>> Start
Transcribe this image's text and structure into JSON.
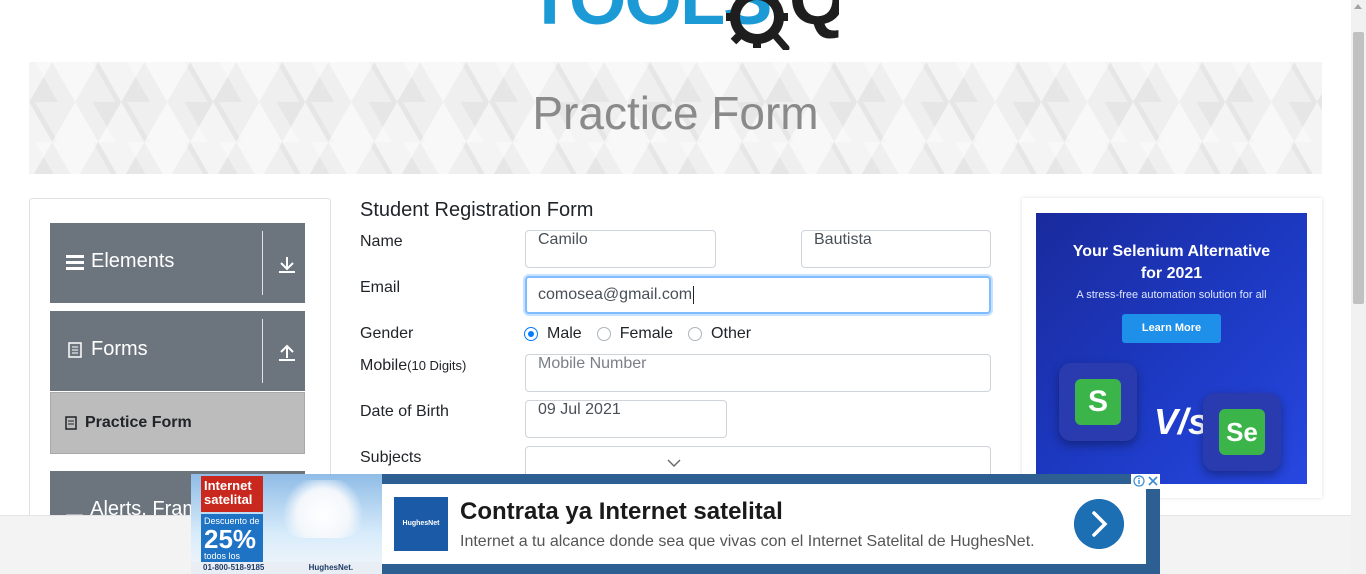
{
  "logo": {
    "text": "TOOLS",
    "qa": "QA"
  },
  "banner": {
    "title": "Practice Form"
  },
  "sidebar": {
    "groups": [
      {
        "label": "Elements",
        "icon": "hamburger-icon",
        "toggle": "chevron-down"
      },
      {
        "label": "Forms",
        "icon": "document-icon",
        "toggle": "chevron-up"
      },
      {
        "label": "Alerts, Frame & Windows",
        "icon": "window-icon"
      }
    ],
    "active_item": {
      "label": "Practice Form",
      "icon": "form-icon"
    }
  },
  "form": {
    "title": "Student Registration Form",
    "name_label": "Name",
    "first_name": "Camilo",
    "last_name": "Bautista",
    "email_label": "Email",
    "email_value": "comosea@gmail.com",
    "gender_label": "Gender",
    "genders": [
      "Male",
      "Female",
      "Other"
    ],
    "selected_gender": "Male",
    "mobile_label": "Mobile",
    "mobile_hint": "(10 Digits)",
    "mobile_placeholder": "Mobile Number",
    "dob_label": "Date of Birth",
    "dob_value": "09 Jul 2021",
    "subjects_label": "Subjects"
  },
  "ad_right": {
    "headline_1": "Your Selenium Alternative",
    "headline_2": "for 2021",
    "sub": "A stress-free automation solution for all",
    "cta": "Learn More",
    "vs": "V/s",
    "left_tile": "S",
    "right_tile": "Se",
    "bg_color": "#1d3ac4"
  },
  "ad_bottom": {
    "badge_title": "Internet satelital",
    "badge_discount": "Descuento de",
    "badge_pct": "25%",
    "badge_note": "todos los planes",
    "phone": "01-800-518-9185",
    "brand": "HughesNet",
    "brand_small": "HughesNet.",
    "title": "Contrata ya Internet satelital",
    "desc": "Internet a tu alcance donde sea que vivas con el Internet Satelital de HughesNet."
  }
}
>> End
*What is being asked*. Select every line above that contains the word "toggle", and copy it.

*Correct result*.
        "toggle": "chevron-down"
        "toggle": "chevron-up"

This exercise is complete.